__WHAT YOU WILL DO__
Pick out each line of the records in which the word "frac" appears.
-- start EXTRACTED MATERIAL --
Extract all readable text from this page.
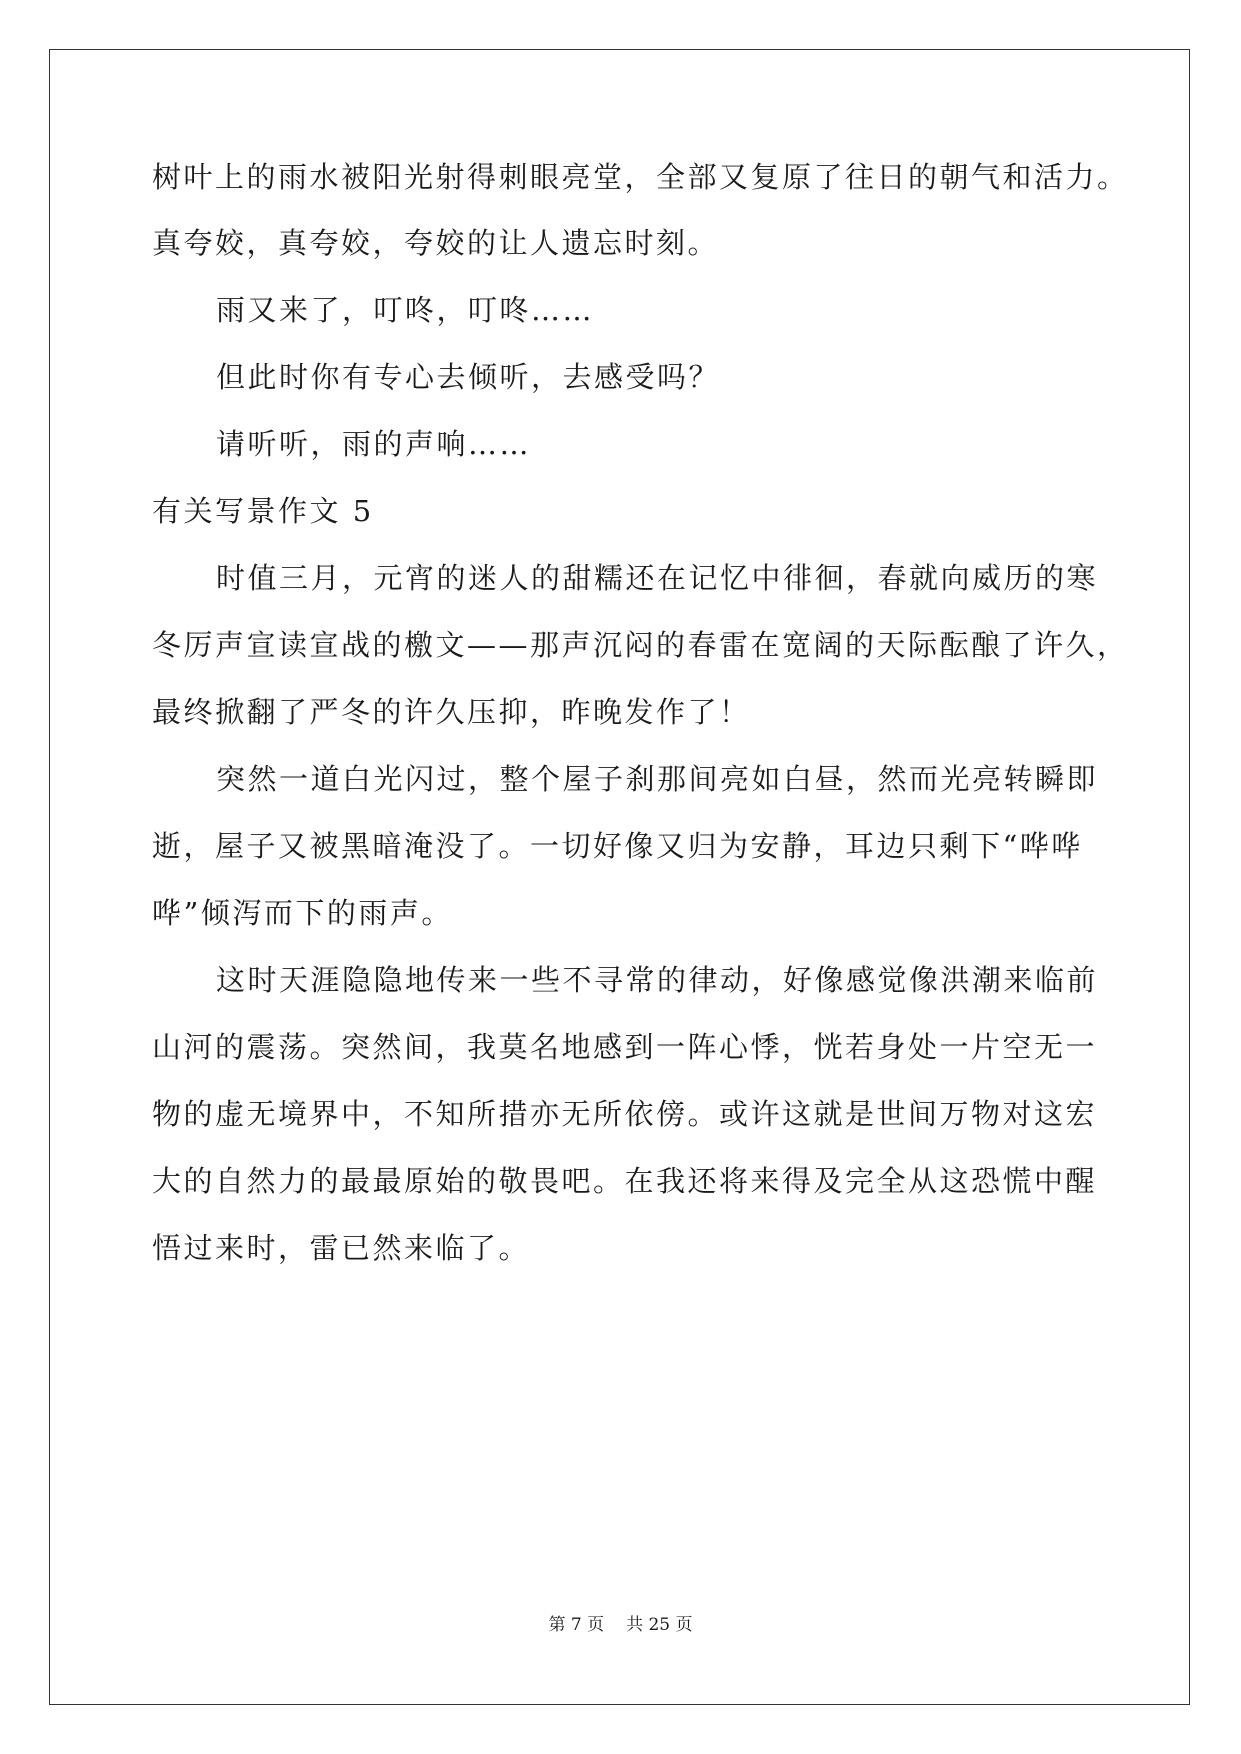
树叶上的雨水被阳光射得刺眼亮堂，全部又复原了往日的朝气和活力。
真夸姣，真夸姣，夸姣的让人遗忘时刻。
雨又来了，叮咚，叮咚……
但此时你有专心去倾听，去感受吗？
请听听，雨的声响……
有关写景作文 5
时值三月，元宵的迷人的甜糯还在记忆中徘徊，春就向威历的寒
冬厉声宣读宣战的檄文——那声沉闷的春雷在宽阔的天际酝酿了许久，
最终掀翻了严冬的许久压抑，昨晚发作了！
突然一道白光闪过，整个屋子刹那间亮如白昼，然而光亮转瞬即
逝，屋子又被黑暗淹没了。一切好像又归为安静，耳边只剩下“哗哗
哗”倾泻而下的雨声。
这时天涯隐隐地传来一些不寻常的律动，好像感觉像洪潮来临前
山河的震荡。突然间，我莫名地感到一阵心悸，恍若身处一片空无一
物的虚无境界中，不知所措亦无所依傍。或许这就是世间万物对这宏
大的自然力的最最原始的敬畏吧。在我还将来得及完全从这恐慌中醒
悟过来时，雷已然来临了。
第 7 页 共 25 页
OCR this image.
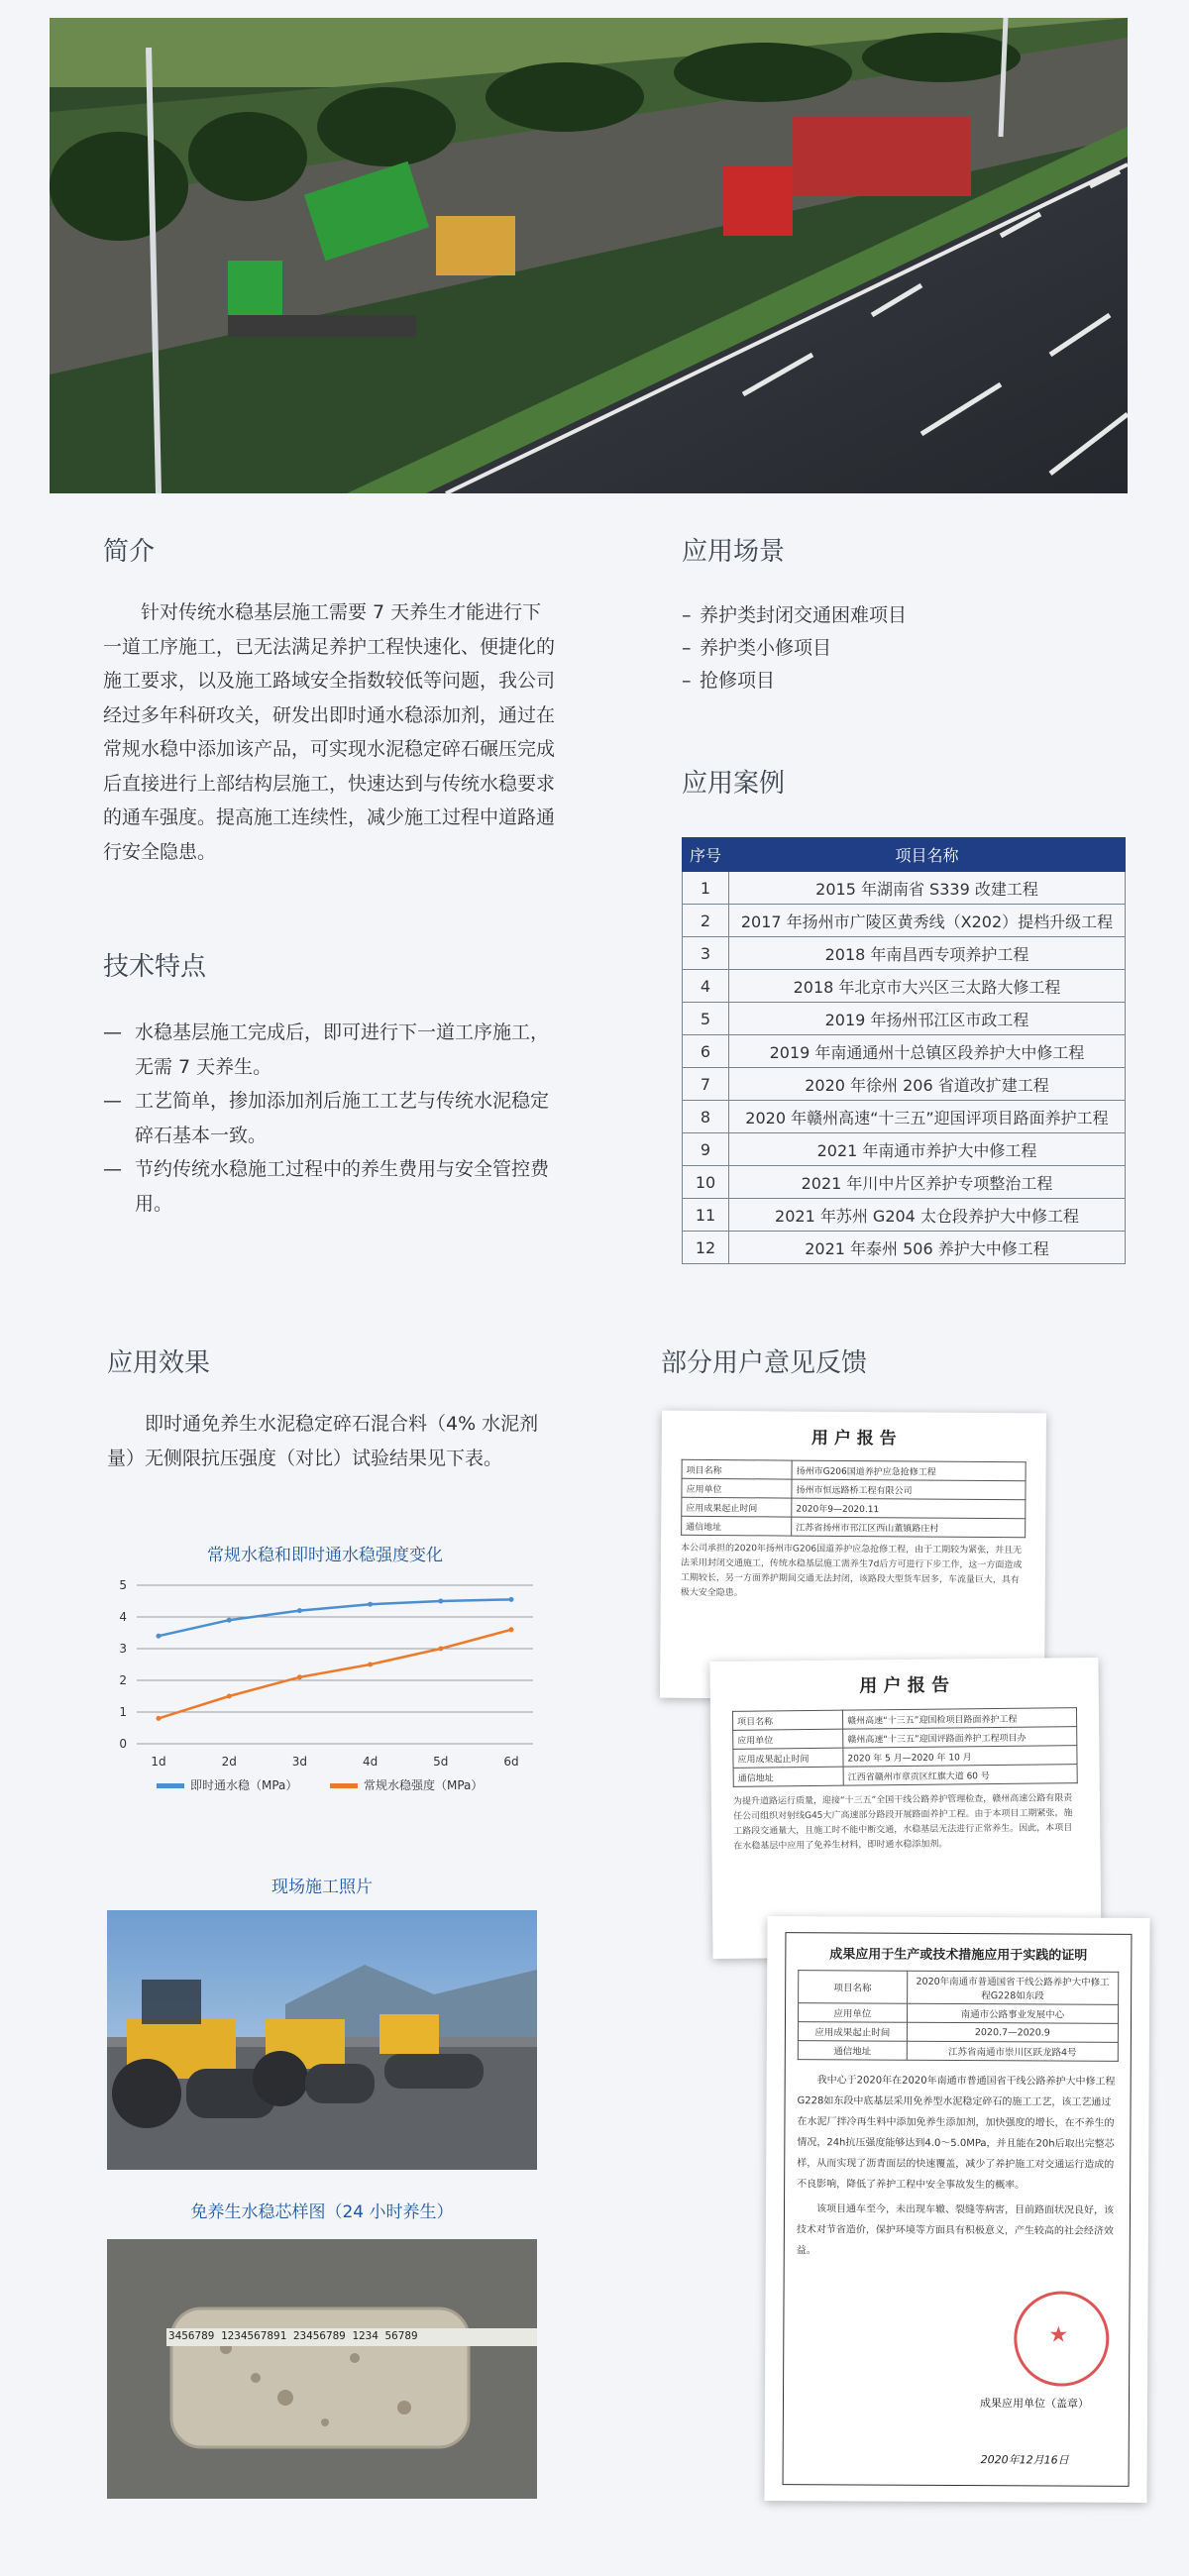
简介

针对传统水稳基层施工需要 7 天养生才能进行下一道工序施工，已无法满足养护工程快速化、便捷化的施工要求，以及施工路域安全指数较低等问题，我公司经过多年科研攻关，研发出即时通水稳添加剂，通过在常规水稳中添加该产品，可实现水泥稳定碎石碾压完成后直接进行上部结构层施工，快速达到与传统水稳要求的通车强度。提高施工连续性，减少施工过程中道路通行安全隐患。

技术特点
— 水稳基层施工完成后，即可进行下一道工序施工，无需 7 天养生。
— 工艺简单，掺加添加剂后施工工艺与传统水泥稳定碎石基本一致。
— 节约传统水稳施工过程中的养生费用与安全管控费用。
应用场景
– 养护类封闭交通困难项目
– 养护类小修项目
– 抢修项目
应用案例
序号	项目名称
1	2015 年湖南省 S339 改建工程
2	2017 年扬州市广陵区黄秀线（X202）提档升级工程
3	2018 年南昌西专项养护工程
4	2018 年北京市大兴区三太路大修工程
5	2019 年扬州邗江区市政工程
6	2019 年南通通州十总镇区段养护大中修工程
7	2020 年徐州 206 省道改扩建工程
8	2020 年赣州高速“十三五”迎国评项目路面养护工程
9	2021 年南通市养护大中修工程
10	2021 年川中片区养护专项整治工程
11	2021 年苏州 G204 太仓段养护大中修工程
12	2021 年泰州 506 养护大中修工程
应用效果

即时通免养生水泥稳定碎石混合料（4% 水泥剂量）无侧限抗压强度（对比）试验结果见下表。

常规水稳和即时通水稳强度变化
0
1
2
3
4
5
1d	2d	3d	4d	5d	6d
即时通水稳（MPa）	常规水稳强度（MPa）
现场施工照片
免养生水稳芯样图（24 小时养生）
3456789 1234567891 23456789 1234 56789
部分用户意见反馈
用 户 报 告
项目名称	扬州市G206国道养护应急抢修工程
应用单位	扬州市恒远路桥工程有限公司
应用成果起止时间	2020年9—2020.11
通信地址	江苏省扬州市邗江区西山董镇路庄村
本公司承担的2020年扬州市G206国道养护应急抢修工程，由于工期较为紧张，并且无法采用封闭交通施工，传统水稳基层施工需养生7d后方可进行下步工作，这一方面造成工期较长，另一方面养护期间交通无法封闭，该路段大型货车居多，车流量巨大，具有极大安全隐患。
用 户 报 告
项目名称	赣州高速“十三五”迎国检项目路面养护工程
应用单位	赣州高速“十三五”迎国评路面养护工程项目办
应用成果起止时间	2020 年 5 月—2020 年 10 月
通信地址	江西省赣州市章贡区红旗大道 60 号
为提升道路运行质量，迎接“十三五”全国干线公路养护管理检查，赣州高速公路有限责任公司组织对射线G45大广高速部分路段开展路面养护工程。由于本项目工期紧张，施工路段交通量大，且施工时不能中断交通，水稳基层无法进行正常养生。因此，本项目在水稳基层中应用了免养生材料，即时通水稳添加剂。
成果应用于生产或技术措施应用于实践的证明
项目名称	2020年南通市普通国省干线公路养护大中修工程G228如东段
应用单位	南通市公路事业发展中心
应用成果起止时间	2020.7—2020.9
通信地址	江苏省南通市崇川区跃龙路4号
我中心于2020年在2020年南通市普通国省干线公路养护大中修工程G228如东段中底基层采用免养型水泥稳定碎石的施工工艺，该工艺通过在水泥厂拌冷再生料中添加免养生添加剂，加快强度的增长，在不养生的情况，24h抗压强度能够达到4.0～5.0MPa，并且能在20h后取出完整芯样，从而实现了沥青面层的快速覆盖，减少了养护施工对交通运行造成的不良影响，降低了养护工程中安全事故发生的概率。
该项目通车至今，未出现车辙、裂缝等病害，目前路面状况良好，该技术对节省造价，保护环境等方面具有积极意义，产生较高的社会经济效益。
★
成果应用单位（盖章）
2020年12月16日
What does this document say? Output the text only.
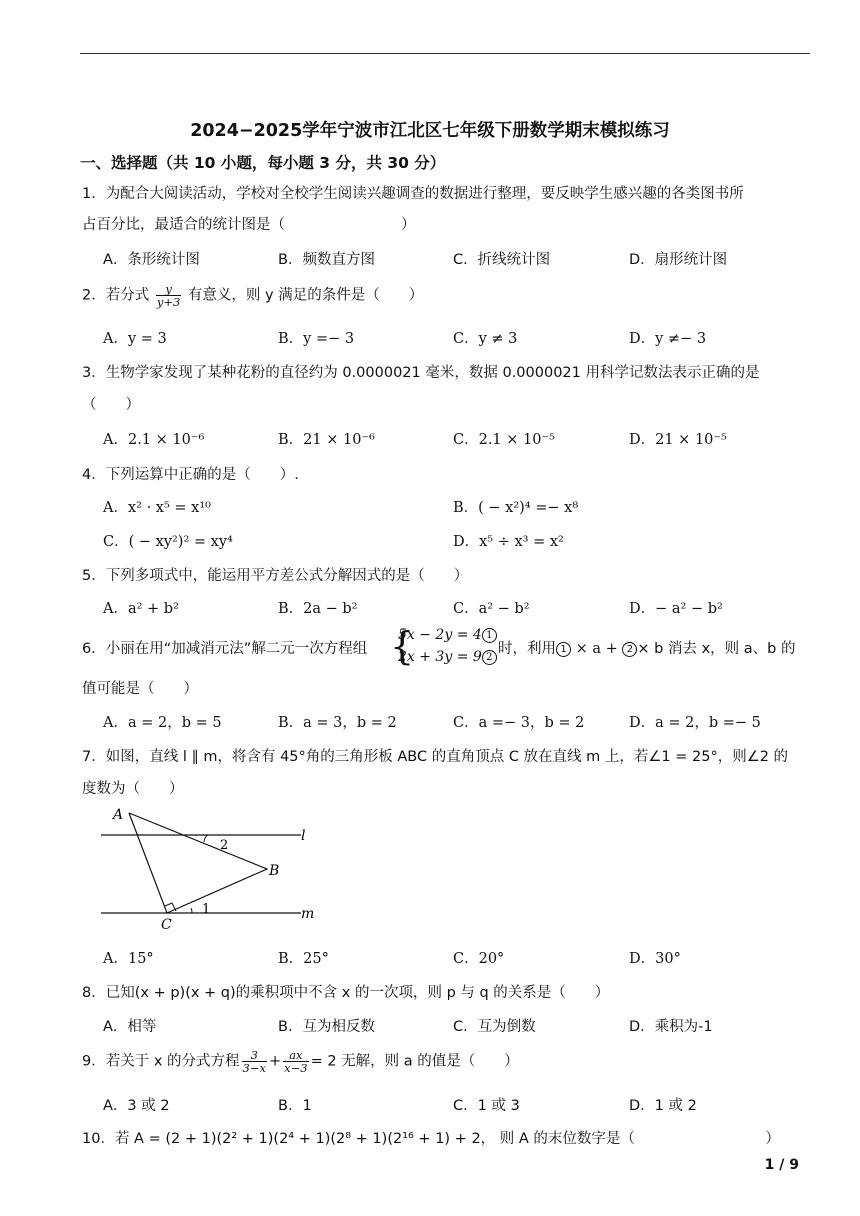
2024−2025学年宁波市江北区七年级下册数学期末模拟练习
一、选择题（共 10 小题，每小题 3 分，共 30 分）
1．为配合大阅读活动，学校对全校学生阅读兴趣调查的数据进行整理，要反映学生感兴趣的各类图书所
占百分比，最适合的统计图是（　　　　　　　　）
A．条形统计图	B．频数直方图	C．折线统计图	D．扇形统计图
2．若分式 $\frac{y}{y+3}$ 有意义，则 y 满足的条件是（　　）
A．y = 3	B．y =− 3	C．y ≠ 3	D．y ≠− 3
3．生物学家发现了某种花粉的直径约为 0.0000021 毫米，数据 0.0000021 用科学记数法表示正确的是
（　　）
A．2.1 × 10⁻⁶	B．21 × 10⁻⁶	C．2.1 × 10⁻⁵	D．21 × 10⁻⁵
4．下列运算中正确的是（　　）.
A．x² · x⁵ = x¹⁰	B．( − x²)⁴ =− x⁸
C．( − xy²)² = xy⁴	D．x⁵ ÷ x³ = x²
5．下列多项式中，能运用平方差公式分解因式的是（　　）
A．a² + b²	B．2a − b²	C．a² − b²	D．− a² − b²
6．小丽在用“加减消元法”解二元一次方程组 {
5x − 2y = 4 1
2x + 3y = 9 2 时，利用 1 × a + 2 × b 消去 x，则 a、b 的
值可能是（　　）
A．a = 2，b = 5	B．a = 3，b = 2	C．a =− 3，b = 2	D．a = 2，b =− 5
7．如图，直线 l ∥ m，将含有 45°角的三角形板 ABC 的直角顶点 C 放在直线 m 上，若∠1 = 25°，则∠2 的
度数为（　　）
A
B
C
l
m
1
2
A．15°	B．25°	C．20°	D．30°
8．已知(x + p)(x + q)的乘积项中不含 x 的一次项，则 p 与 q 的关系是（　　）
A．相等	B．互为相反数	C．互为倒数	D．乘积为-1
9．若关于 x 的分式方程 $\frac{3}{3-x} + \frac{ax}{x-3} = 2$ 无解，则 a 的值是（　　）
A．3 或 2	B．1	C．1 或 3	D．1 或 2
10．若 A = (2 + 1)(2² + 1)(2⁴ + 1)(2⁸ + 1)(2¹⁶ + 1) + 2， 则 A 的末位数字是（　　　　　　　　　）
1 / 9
-- end EXTRACTED MATERIAL --
__TASK RESULT__
2．若分式 $\frac{y}{y+3}$ 有意义，则 y 满足的条件是（　　）
9．若关于 x 的分式方程 $\frac{3}{3-x} + \frac{ax}{x-3} = 2$ 无解，则 a 的值是（　　）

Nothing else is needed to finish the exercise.